What needs to be done:
Only the lines from the one holding "Give me a plain-text" to the end should be retyped, exactly, with both ends included and no pictures.
-- start of Data shown --
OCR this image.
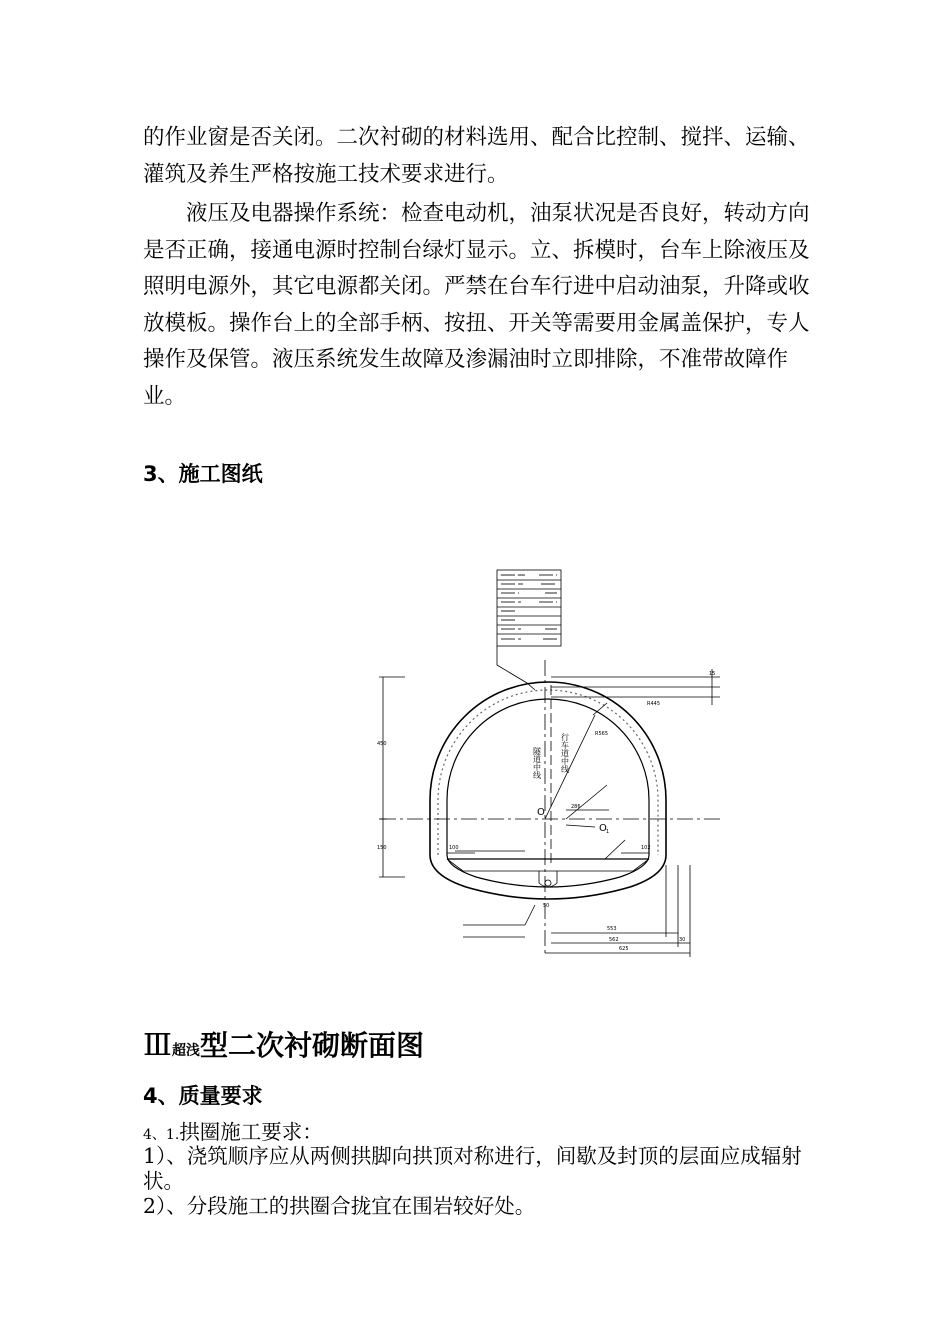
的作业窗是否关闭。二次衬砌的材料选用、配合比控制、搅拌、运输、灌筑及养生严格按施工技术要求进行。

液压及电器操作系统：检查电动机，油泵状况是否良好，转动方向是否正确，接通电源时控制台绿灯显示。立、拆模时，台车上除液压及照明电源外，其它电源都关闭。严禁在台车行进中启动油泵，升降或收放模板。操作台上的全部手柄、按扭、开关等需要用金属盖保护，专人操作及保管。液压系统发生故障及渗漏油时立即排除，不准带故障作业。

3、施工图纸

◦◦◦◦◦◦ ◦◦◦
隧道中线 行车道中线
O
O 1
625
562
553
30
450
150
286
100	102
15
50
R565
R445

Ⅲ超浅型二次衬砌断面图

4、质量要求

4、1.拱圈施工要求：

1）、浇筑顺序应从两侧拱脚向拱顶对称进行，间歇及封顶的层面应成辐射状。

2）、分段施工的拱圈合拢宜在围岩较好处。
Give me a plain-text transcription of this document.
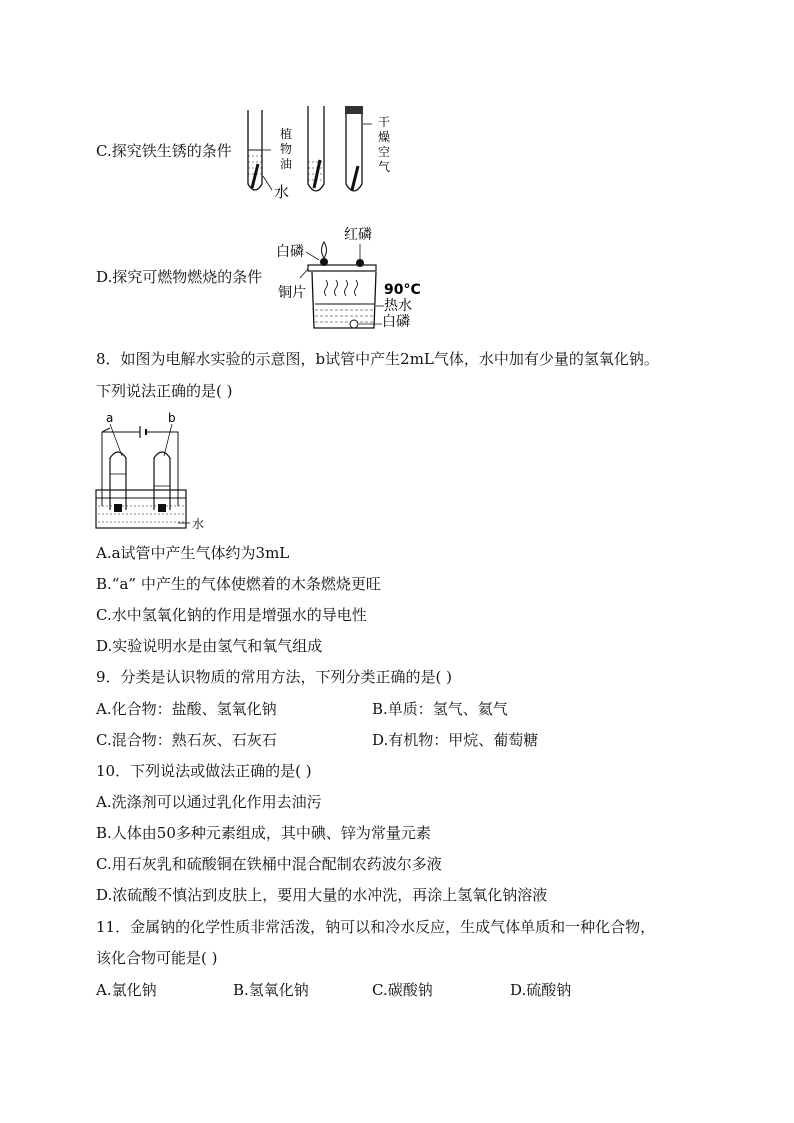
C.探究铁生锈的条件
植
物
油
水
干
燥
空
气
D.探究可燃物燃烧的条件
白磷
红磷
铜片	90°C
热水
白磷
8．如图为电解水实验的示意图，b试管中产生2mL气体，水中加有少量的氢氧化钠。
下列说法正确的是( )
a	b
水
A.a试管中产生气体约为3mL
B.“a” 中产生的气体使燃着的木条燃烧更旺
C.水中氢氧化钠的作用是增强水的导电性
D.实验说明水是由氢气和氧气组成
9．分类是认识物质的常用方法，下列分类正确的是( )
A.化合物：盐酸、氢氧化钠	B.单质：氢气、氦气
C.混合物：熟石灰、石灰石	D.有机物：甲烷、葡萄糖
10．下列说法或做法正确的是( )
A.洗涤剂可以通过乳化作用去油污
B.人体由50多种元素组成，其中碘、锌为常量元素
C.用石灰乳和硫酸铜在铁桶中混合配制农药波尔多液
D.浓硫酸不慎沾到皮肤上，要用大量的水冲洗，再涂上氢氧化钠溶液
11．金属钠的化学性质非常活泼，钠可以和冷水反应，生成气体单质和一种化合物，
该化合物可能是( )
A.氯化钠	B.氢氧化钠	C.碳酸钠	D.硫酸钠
-- end of Data shown --
Result of the task:
Give me a plain-text transcription of this document.
C.探究铁生锈的条件
植
物
油
水
干
燥
空
气
D.探究可燃物燃烧的条件
白磷
红磷
铜片	90°C
热水
白磷
8．如图为电解水实验的示意图，b试管中产生2mL气体，水中加有少量的氢氧化钠。
下列说法正确的是( )
a	b
水
A.a试管中产生气体约为3mL
B.“a” 中产生的气体使燃着的木条燃烧更旺
C.水中氢氧化钠的作用是增强水的导电性
D.实验说明水是由氢气和氧气组成
9．分类是认识物质的常用方法，下列分类正确的是( )
A.化合物：盐酸、氢氧化钠	B.单质：氢气、氦气
C.混合物：熟石灰、石灰石	D.有机物：甲烷、葡萄糖
10．下列说法或做法正确的是( )
A.洗涤剂可以通过乳化作用去油污
B.人体由50多种元素组成，其中碘、锌为常量元素
C.用石灰乳和硫酸铜在铁桶中混合配制农药波尔多液
D.浓硫酸不慎沾到皮肤上，要用大量的水冲洗，再涂上氢氧化钠溶液
11．金属钠的化学性质非常活泼，钠可以和冷水反应，生成气体单质和一种化合物，
该化合物可能是( )
A.氯化钠	B.氢氧化钠	C.碳酸钠	D.硫酸钠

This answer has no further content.